» **Job**: Copy out each line of the material below that holds the string "фактических".
─── Data to use ───
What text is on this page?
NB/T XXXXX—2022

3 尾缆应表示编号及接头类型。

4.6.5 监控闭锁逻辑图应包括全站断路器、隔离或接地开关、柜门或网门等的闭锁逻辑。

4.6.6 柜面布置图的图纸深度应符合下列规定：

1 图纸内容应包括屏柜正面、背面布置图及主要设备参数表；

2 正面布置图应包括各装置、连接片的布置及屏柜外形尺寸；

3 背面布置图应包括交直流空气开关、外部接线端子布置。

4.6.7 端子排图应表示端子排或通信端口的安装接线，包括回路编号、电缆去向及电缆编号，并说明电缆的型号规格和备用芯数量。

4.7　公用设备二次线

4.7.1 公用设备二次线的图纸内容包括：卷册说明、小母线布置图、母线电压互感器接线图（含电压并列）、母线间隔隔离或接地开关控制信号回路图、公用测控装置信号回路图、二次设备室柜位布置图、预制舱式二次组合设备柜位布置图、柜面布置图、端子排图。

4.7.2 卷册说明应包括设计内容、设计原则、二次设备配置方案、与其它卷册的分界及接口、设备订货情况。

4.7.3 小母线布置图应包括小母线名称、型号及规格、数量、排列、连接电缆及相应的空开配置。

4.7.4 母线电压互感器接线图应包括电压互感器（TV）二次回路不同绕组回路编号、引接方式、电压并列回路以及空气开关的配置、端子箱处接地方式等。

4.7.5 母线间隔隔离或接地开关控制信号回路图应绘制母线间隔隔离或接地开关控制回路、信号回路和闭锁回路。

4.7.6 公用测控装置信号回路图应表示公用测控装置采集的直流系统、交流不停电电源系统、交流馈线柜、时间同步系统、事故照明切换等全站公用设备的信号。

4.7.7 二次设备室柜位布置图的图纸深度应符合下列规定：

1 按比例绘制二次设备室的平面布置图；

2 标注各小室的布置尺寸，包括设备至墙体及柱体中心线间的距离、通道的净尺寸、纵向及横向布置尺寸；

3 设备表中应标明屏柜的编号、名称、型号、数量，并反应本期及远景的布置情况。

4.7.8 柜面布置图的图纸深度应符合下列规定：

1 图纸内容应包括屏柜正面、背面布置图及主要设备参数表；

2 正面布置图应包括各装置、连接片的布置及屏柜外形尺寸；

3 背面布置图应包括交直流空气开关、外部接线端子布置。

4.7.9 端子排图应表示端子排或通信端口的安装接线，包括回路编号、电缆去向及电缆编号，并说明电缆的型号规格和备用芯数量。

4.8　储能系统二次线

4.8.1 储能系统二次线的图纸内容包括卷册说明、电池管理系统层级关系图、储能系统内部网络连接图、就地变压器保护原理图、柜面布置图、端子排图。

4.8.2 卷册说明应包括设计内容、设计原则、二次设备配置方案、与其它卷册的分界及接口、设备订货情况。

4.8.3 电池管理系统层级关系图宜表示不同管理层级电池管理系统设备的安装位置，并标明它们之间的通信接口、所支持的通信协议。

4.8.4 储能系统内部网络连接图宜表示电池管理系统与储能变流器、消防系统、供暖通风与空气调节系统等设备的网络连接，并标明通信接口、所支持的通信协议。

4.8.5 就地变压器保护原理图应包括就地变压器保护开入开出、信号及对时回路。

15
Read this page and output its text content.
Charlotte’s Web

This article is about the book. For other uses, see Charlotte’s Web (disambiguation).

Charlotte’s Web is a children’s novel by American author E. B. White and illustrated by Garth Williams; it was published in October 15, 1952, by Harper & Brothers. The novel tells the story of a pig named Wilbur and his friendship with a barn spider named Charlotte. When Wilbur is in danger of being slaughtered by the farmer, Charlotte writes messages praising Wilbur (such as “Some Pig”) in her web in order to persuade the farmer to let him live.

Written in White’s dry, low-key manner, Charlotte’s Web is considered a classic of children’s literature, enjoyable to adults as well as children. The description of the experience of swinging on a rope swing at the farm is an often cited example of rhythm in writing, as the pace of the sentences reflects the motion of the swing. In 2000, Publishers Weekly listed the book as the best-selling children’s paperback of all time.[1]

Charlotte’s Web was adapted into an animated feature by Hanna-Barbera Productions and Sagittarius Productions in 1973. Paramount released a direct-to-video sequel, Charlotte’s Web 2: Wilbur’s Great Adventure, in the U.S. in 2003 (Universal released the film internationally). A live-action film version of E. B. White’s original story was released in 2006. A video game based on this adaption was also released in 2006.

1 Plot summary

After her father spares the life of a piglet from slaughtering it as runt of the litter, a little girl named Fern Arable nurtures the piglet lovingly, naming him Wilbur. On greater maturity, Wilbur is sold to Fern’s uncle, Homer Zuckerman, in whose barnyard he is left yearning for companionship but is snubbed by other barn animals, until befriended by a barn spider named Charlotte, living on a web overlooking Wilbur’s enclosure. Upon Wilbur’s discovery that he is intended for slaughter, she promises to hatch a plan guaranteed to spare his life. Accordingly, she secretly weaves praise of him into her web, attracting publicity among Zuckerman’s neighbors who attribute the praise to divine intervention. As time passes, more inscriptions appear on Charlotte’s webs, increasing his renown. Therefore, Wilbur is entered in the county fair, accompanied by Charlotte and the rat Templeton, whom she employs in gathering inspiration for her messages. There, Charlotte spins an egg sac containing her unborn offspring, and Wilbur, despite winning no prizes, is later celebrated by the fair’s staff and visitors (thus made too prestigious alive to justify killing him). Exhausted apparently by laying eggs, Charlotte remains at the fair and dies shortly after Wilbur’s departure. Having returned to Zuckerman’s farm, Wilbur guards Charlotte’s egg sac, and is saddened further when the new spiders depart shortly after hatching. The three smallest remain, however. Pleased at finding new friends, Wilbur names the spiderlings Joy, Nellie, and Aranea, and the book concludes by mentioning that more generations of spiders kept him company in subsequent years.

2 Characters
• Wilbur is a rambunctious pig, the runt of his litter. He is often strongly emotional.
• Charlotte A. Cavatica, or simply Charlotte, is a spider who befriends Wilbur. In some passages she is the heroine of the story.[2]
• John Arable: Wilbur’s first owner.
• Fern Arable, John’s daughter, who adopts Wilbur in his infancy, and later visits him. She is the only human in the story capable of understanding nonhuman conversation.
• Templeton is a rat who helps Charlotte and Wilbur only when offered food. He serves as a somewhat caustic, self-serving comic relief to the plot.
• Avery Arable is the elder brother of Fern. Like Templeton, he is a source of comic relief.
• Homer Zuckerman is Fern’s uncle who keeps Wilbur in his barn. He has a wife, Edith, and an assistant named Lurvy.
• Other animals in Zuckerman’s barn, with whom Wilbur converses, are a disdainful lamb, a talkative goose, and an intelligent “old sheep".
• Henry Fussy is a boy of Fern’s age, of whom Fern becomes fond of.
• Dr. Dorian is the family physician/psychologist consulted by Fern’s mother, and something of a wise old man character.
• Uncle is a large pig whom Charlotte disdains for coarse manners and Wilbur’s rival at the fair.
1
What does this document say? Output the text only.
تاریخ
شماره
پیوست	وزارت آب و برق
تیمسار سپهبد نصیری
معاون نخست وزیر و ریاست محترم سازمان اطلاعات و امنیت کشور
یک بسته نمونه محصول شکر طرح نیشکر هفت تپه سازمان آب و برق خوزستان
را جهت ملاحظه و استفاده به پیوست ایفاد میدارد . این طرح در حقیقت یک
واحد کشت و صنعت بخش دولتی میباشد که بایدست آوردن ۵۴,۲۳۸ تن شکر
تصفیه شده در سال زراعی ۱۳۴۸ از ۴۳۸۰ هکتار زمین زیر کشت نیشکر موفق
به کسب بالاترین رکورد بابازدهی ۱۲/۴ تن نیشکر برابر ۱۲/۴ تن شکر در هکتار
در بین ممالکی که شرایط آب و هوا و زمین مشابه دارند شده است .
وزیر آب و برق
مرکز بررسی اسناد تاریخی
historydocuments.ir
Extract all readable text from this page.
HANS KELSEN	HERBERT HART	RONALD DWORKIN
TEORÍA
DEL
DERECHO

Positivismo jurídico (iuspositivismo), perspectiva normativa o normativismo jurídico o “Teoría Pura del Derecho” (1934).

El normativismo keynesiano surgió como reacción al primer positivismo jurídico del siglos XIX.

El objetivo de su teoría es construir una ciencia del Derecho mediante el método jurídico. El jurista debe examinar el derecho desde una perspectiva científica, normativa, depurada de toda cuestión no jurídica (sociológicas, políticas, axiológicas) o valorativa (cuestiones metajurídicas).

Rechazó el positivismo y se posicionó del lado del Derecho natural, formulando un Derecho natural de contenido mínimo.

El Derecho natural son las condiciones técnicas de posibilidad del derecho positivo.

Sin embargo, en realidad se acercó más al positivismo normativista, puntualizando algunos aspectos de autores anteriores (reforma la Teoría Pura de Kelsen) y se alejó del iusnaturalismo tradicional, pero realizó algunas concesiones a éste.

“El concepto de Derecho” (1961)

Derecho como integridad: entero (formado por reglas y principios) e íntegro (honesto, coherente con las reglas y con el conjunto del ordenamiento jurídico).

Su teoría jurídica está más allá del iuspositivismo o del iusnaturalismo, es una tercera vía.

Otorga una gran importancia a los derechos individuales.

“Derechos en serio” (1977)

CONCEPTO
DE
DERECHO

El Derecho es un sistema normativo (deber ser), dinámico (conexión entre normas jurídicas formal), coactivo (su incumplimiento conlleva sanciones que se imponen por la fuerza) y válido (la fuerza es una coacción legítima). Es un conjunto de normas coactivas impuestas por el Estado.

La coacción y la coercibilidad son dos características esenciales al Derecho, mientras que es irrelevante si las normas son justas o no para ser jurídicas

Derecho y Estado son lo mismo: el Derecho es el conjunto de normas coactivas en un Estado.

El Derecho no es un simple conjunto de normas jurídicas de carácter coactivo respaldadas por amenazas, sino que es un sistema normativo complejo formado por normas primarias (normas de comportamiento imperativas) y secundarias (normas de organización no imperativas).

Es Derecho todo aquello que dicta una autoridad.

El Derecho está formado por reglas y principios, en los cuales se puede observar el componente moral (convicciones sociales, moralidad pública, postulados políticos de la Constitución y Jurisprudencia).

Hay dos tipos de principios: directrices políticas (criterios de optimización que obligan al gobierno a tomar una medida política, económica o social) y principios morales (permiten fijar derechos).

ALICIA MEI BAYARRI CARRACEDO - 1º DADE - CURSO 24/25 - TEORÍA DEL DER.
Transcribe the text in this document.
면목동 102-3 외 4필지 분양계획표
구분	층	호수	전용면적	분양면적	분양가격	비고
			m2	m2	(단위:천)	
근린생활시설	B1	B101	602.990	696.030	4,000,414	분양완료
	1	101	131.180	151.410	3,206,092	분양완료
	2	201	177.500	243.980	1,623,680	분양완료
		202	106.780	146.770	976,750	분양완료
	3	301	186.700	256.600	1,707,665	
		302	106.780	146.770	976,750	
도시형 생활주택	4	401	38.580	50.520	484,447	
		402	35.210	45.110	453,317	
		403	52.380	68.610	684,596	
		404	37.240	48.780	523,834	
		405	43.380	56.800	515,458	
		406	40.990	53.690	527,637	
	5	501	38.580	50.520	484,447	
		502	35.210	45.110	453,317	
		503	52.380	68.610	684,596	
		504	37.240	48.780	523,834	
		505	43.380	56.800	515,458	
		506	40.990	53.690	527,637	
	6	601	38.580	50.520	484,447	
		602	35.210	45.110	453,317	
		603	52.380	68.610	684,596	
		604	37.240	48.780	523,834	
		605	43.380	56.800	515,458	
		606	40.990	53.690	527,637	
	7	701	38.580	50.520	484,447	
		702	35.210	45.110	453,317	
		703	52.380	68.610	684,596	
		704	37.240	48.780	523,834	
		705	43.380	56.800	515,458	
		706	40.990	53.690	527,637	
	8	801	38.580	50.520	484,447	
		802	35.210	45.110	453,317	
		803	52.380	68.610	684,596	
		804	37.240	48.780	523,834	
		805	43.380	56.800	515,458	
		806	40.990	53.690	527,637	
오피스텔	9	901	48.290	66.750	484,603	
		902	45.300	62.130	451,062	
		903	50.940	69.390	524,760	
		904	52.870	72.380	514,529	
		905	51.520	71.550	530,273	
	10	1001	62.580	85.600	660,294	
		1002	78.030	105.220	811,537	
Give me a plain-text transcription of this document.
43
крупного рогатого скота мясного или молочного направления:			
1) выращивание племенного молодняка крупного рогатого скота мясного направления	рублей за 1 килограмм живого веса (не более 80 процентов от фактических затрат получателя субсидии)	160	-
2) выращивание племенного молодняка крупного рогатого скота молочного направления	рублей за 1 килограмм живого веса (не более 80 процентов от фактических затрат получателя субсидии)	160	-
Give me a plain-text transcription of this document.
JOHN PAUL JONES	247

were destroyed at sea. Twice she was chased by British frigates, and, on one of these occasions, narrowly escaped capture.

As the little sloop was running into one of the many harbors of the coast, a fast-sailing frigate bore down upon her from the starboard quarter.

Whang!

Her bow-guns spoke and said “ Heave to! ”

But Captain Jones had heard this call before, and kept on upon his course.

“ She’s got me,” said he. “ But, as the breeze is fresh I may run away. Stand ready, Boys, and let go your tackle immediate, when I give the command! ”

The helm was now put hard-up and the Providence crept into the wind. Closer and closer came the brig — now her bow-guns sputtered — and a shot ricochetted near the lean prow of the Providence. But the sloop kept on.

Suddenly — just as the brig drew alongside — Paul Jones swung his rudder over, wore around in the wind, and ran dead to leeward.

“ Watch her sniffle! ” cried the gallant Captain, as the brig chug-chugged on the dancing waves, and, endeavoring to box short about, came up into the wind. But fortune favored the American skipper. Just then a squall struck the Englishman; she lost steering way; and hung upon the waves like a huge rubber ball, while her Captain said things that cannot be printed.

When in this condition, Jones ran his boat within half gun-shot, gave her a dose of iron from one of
───
» **Solved problem**:
1) выращивание племенного молодняка крупного рогатого скота мясного направления	рублей за 1 килограмм живого веса (не более 80 процентов от фактических затрат получателя субсидии)	160	-
2) выращивание племенного молодняка крупного рогатого скота молочного направления	рублей за 1 килограмм живого веса (не более 80 процентов от фактических затрат получателя субсидии)	160	-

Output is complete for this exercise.